## Stated goal
Return all lines that include the string "composite".

## Provided data
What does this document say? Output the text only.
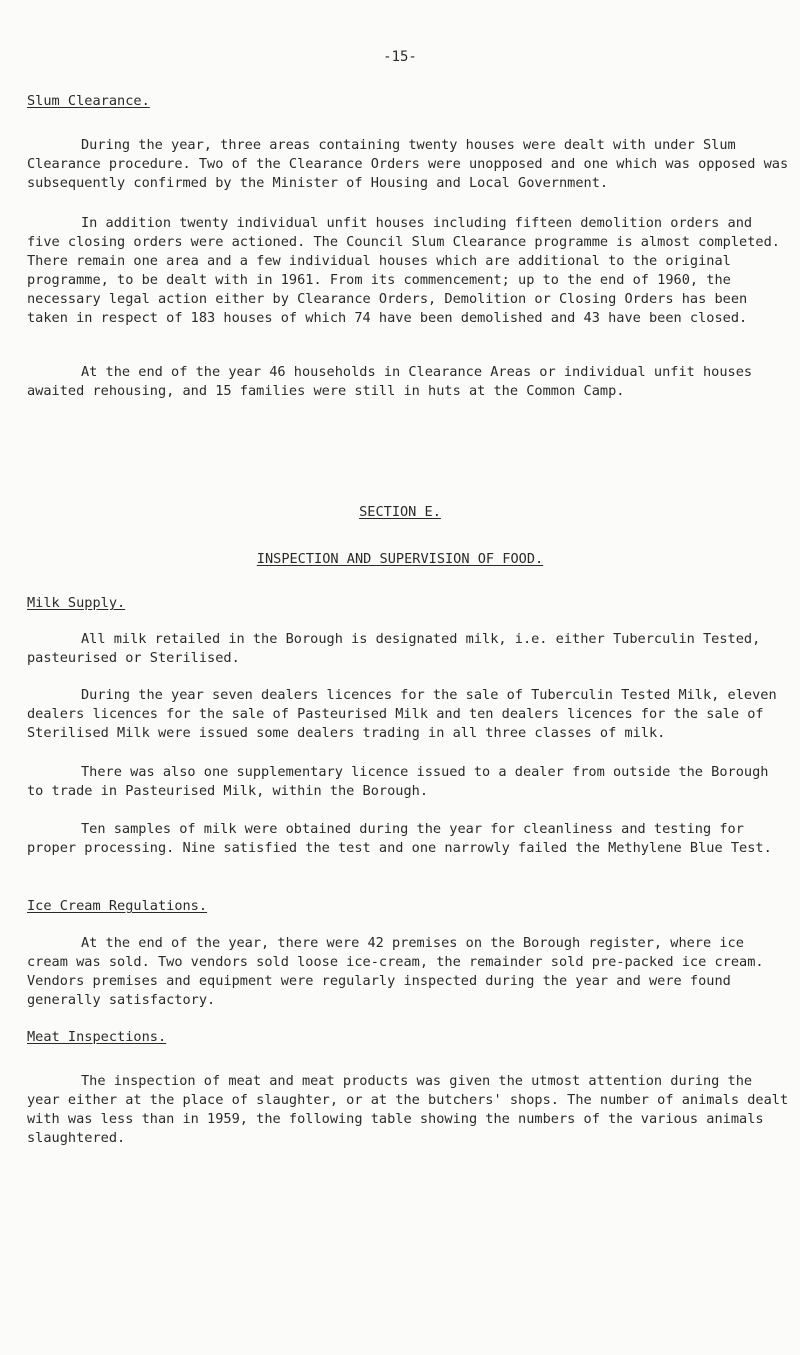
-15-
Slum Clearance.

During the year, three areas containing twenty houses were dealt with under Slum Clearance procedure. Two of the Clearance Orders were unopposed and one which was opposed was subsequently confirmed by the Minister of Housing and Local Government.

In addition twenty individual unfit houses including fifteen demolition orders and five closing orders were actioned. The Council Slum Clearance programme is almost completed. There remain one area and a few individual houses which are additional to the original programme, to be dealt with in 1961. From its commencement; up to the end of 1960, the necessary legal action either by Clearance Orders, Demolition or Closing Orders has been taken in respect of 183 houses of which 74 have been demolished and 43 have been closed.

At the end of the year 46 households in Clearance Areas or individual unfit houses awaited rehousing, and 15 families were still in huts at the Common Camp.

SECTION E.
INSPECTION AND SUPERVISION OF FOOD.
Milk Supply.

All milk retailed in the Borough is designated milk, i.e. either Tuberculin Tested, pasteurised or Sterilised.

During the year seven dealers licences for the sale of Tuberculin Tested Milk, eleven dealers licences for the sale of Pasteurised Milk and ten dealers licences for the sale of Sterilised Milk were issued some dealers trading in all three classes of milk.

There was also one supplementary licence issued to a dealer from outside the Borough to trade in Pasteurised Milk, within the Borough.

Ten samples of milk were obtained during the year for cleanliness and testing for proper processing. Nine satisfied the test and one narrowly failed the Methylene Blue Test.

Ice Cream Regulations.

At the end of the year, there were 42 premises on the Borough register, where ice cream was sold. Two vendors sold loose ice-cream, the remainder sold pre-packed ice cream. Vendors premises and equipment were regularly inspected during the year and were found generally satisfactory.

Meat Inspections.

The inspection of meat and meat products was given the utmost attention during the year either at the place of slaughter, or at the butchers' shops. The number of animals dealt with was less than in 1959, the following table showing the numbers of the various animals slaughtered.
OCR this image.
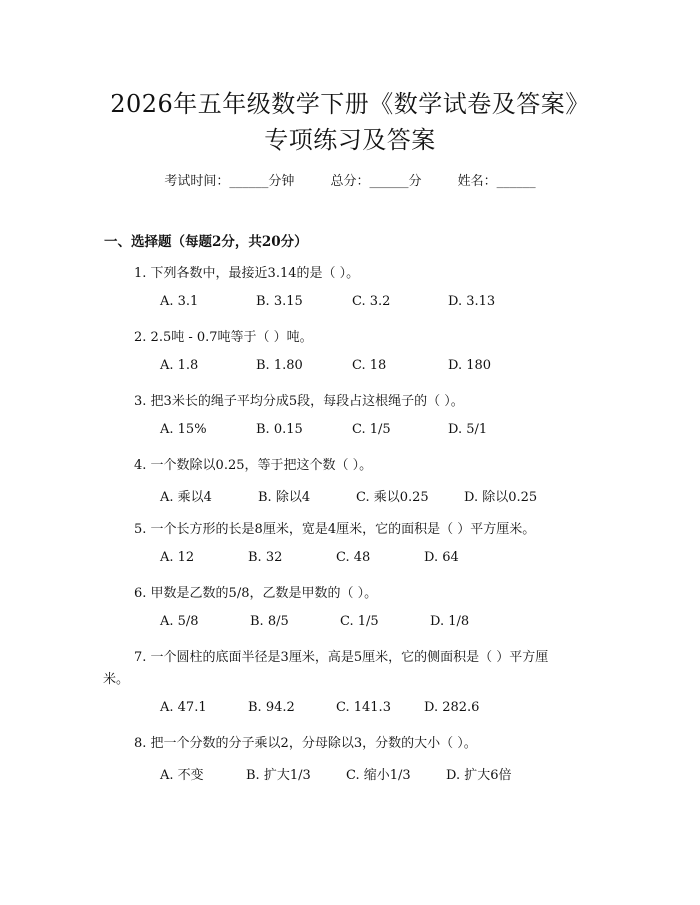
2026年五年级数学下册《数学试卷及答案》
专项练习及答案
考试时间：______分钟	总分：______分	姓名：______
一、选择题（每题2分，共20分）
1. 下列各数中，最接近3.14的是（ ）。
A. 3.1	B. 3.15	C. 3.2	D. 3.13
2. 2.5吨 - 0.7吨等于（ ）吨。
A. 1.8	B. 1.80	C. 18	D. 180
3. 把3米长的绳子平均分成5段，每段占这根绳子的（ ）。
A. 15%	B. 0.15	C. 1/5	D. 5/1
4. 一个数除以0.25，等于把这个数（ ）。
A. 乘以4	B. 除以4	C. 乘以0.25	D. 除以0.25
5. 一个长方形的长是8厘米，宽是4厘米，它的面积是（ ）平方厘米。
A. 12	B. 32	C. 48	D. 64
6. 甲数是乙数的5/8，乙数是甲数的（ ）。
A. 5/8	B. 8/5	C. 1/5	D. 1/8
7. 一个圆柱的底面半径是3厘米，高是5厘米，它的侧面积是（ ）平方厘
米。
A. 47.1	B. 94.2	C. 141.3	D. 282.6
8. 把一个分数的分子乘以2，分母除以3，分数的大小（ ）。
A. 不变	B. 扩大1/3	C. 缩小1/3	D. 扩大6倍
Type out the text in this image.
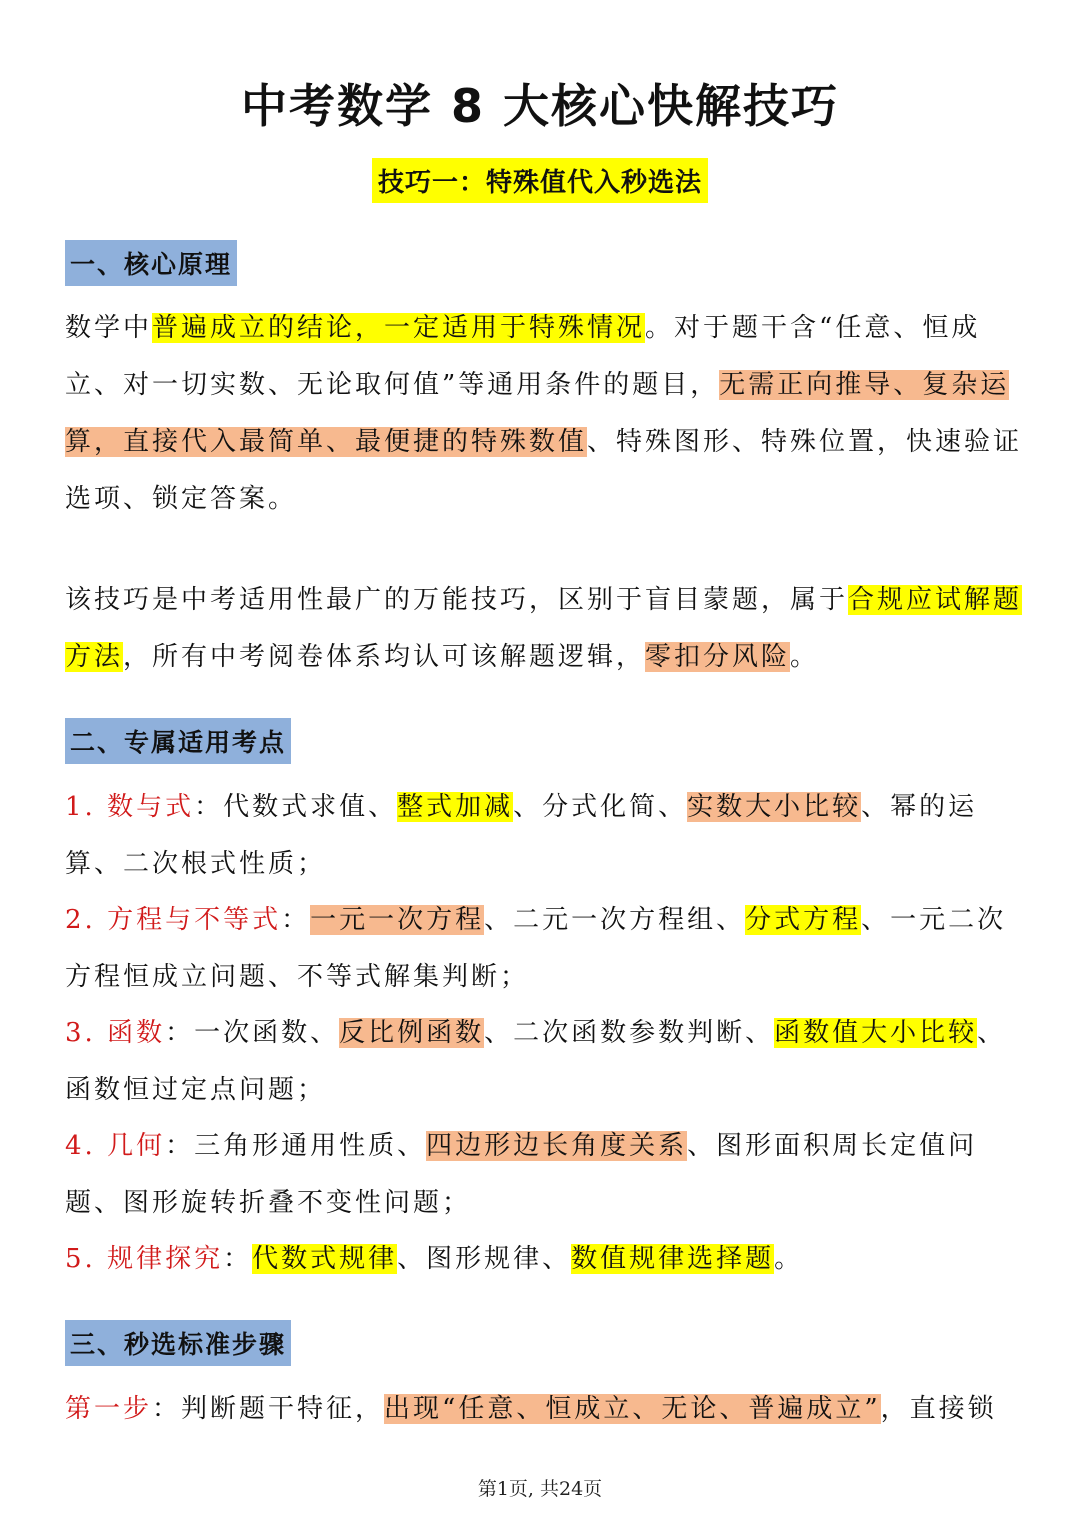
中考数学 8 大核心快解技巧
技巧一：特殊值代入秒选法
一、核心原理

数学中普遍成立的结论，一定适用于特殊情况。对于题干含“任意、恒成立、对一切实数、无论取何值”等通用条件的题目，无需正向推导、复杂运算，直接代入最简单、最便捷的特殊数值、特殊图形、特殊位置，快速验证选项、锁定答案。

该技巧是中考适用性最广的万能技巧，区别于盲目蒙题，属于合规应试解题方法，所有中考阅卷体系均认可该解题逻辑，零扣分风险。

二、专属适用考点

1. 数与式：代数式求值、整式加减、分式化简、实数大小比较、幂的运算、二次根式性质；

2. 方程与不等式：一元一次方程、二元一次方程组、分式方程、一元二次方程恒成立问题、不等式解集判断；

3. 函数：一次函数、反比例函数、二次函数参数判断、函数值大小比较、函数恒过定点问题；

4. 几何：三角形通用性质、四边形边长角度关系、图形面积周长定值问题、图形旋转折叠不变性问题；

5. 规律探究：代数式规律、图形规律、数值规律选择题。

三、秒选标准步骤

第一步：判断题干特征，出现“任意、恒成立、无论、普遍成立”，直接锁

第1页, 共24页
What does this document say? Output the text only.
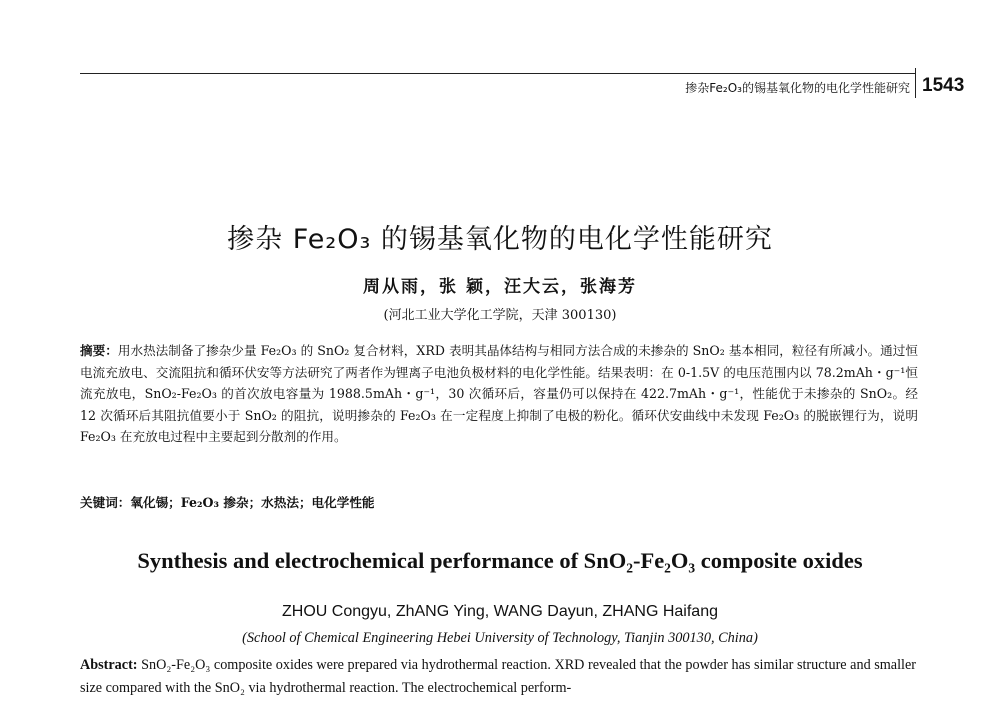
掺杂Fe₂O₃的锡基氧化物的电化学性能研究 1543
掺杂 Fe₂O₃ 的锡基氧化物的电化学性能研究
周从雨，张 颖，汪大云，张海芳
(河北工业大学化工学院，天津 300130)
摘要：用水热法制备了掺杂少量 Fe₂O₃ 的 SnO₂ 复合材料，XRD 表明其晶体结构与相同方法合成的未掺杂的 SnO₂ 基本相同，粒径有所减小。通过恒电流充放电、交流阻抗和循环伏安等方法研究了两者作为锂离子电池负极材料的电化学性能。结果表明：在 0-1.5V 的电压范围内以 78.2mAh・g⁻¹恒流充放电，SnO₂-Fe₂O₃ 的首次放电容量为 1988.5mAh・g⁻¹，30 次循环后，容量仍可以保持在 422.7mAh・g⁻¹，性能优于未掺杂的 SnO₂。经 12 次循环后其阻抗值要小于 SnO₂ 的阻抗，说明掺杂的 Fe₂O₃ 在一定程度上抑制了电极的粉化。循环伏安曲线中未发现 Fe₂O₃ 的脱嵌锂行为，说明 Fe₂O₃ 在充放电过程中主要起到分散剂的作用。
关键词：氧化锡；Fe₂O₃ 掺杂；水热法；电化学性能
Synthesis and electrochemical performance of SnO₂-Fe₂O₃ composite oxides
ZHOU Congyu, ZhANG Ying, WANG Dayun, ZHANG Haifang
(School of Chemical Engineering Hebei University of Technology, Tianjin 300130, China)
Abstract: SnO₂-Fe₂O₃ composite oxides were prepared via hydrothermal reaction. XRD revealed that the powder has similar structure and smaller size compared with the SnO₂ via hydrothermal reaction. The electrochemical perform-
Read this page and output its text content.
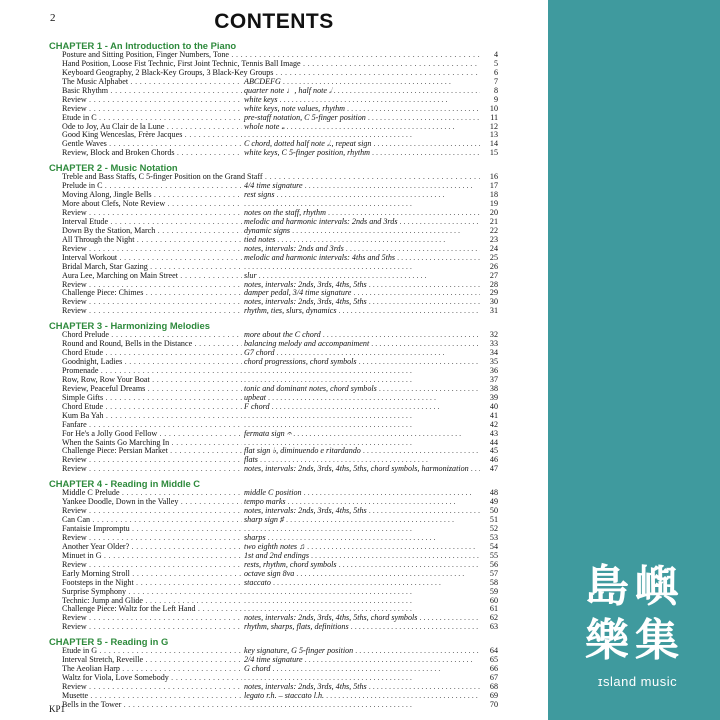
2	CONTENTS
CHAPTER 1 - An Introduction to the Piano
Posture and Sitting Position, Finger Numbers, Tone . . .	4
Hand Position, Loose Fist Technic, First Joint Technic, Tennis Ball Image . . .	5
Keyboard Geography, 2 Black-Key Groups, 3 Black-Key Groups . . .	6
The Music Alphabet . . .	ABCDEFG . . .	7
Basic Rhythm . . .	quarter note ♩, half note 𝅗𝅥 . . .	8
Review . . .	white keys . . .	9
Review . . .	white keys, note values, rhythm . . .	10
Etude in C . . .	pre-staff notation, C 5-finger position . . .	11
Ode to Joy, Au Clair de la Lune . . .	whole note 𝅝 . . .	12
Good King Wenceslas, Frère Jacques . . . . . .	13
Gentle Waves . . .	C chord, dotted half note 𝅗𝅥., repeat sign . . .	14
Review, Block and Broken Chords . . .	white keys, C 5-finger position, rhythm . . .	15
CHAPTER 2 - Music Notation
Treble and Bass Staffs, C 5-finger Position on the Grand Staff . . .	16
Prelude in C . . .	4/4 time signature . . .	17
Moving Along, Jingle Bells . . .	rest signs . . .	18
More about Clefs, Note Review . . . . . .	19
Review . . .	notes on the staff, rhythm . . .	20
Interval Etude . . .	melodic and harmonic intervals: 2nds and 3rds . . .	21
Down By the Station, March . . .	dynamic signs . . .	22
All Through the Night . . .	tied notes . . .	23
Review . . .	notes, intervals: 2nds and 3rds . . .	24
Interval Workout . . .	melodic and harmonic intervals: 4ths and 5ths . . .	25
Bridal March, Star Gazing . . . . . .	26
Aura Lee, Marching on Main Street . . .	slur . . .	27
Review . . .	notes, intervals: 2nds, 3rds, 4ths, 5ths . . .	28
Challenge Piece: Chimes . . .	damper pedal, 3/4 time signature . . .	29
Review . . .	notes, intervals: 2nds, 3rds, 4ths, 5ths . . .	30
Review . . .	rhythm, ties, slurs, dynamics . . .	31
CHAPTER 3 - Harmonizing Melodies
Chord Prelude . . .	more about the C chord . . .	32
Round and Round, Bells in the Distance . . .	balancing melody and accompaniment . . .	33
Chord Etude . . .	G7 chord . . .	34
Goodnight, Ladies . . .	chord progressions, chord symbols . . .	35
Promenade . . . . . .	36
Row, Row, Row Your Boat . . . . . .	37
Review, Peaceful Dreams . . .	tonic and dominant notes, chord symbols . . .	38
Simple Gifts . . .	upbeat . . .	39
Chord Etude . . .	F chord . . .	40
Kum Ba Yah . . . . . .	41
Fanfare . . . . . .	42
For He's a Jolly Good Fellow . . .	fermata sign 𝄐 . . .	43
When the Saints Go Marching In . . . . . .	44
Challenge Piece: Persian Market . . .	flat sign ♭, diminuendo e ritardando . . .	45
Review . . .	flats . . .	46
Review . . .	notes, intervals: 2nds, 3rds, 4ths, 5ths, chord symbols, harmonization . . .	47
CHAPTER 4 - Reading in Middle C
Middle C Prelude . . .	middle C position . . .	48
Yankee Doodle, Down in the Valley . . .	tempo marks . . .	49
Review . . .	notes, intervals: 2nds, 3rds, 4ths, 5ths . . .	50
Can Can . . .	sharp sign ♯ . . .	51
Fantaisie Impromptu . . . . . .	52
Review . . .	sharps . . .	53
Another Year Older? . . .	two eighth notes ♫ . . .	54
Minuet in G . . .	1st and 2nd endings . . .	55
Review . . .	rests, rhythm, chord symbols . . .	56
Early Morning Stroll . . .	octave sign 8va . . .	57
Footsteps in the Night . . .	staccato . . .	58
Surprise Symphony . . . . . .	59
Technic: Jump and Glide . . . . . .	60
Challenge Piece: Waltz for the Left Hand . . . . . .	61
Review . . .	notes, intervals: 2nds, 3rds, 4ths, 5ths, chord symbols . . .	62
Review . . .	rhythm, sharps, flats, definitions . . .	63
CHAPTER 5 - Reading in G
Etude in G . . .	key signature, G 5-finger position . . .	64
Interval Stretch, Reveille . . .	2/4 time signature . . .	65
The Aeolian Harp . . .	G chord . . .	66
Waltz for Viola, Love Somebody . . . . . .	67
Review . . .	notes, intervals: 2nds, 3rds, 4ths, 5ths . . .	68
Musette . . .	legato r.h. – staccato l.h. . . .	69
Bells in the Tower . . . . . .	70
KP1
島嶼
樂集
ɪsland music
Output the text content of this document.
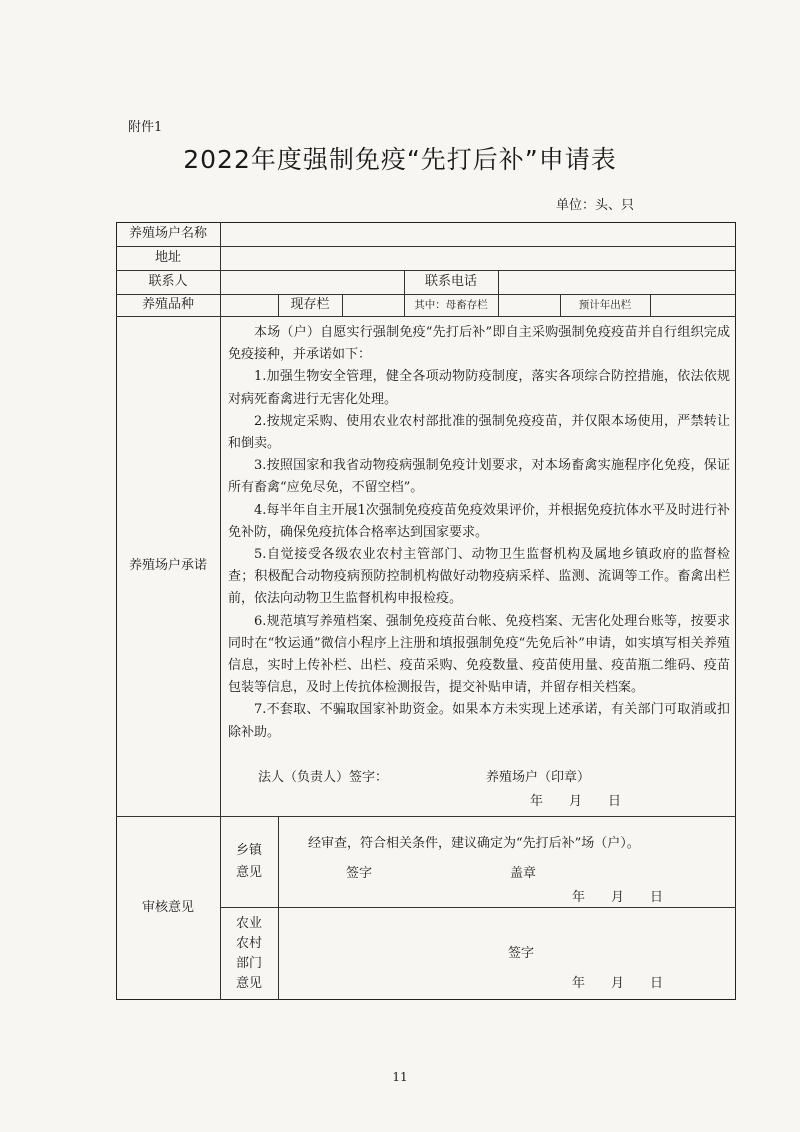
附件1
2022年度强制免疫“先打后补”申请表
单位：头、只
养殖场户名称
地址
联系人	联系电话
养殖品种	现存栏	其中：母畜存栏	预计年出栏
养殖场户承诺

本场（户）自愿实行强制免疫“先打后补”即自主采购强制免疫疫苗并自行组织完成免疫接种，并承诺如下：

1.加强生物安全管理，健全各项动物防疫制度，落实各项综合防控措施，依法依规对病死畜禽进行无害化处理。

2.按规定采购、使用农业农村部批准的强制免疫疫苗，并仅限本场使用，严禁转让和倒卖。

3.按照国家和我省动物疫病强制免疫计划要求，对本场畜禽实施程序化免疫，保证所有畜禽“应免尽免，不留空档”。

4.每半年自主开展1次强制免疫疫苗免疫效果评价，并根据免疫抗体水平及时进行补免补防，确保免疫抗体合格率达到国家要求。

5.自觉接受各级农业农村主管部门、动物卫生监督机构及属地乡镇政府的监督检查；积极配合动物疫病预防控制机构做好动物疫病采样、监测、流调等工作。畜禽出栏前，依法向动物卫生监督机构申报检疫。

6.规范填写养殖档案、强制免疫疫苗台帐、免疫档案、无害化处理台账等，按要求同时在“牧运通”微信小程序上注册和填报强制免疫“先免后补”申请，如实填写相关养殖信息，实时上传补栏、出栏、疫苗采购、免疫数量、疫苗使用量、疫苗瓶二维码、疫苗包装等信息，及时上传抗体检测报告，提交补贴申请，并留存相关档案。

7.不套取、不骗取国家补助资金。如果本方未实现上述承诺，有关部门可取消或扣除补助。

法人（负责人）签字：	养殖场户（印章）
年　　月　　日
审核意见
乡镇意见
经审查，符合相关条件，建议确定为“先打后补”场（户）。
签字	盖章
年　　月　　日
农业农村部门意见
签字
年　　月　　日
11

## Task output
Synthesis and electrochemical performance of SnO₂-Fe₂O₃ composite oxides
Abstract: SnO₂-Fe₂O₃ composite oxides were prepared via hydrothermal reaction. XRD revealed that the powder has similar structure and smaller size compared with the SnO₂ via hydrothermal reaction. The electrochemical perform-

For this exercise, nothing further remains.